# CHALLENGE:
Reproduce exactly the line in which "Read all visible content and emit it as JSON." occurs and all the lines after it, ending with the last line.

# A run of records:
__________________________________________________

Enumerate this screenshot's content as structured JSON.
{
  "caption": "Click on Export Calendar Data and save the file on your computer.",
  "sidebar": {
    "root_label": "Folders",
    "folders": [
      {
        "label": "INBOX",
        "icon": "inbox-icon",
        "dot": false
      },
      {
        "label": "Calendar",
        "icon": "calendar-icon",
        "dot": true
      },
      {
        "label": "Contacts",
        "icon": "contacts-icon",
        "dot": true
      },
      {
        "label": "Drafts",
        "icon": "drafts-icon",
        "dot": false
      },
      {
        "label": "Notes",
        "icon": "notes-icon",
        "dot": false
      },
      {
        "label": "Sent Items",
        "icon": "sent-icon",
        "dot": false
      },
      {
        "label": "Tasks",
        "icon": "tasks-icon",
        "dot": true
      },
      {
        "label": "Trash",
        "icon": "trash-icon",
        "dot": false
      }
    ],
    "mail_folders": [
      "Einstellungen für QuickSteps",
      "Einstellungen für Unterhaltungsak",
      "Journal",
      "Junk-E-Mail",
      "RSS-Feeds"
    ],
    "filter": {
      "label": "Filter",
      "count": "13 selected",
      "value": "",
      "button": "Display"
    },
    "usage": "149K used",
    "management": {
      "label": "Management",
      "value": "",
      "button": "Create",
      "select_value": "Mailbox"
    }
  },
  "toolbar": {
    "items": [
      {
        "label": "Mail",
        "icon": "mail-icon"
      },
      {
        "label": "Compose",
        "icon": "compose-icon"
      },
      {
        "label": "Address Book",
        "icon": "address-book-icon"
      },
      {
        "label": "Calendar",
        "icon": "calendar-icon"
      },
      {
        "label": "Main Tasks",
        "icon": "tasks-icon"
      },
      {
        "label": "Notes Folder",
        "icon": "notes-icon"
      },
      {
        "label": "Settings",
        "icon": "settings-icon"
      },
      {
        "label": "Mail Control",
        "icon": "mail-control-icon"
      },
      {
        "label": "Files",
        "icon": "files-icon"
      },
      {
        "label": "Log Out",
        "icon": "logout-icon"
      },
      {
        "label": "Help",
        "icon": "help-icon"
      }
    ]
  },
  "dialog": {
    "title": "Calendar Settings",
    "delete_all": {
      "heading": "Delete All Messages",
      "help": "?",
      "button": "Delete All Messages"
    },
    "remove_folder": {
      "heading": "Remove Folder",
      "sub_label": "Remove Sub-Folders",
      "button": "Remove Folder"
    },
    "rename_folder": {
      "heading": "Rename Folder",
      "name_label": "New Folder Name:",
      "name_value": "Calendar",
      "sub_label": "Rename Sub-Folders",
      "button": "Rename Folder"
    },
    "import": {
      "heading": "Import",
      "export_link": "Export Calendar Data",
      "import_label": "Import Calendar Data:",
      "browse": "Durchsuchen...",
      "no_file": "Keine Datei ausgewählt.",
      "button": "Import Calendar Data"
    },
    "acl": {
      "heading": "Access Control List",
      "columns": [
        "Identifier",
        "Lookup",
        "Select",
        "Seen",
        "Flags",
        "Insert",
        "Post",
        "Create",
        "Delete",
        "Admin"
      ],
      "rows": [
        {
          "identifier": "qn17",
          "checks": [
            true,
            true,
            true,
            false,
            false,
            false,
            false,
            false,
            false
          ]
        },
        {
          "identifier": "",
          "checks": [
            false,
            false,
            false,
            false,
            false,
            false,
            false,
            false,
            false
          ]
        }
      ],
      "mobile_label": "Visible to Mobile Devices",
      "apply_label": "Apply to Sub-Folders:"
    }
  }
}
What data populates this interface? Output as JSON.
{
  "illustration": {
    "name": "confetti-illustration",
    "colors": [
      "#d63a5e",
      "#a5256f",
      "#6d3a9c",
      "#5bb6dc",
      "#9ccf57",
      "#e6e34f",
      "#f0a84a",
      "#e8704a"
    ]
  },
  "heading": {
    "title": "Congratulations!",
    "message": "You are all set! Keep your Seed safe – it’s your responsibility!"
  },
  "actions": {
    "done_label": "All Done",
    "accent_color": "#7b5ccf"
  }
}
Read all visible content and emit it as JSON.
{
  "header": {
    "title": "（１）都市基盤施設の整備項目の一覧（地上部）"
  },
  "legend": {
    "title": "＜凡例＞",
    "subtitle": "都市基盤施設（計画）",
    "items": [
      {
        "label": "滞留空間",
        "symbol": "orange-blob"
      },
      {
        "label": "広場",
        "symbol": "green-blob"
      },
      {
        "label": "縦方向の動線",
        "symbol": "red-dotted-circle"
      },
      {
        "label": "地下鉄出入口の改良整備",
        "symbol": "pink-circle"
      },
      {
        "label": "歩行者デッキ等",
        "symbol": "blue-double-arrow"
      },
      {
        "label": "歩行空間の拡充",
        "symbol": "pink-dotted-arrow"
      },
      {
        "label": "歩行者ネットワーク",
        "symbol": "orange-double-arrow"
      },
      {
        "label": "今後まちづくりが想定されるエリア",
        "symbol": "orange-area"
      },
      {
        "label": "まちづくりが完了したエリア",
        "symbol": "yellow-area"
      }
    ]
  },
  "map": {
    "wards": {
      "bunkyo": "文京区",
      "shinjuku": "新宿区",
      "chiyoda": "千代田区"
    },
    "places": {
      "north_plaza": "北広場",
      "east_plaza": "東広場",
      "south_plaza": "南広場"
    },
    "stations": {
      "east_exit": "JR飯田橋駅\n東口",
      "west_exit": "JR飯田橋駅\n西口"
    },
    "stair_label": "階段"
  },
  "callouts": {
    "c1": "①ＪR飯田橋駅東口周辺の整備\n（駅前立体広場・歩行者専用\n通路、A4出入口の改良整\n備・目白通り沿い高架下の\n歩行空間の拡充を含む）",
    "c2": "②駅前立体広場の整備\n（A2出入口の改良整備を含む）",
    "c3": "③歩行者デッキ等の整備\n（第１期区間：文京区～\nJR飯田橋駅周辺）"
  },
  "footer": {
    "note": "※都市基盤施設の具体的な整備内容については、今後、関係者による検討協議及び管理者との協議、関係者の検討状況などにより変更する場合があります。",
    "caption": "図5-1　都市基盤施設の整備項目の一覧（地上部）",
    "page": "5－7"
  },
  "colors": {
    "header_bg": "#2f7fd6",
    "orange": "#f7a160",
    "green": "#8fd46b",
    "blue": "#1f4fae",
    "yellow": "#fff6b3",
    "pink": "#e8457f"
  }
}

__________________________________________________

# TASK SOLUTION:
Read all visible content and emit it as JSON.
{
  "header": {
    "title": "（１）都市基盤施設の整備項目の一覧（地上部）"
  },
  "legend": {
    "title": "＜凡例＞",
    "subtitle": "都市基盤施設（計画）",
    "items": [
      {
        "label": "滞留空間",
        "symbol": "orange-blob"
      },
      {
        "label": "広場",
        "symbol": "green-blob"
      },
      {
        "label": "縦方向の動線",
        "symbol": "red-dotted-circle"
      },
      {
        "label": "地下鉄出入口の改良整備",
        "symbol": "pink-circle"
      },
      {
        "label": "歩行者デッキ等",
        "symbol": "blue-double-arrow"
      },
      {
        "label": "歩行空間の拡充",
        "symbol": "pink-dotted-arrow"
      },
      {
        "label": "歩行者ネットワーク",
        "symbol": "orange-double-arrow"
      },
      {
        "label": "今後まちづくりが想定されるエリア",
        "symbol": "orange-area"
      },
      {
        "label": "まちづくりが完了したエリア",
        "symbol": "yellow-area"
      }
    ]
  },
  "map": {
    "wards": {
      "bunkyo": "文京区",
      "shinjuku": "新宿区",
      "chiyoda": "千代田区"
    },
    "places": {
      "north_plaza": "北広場",
      "east_plaza": "東広場",
      "south_plaza": "南広場"
    },
    "stations": {
      "east_exit": "JR飯田橋駅\n東口",
      "west_exit": "JR飯田橋駅\n西口"
    },
    "stair_label": "階段"
  },
  "callouts": {
    "c1": "①ＪR飯田橋駅東口周辺の整備\n（駅前立体広場・歩行者専用\n通路、A4出入口の改良整\n備・目白通り沿い高架下の\n歩行空間の拡充を含む）",
    "c2": "②駅前立体広場の整備\n（A2出入口の改良整備を含む）",
    "c3": "③歩行者デッキ等の整備\n（第１期区間：文京区～\nJR飯田橋駅周辺）"
  },
  "footer": {
    "note": "※都市基盤施設の具体的な整備内容については、今後、関係者による検討協議及び管理者との協議、関係者の検討状況などにより変更する場合があります。",
    "caption": "図5-1　都市基盤施設の整備項目の一覧（地上部）",
    "page": "5－7"
  },
  "colors": {
    "header_bg": "#2f7fd6",
    "orange": "#f7a160",
    "green": "#8fd46b",
    "blue": "#1f4fae",
    "yellow": "#fff6b3",
    "pink": "#e8457f"
  }
}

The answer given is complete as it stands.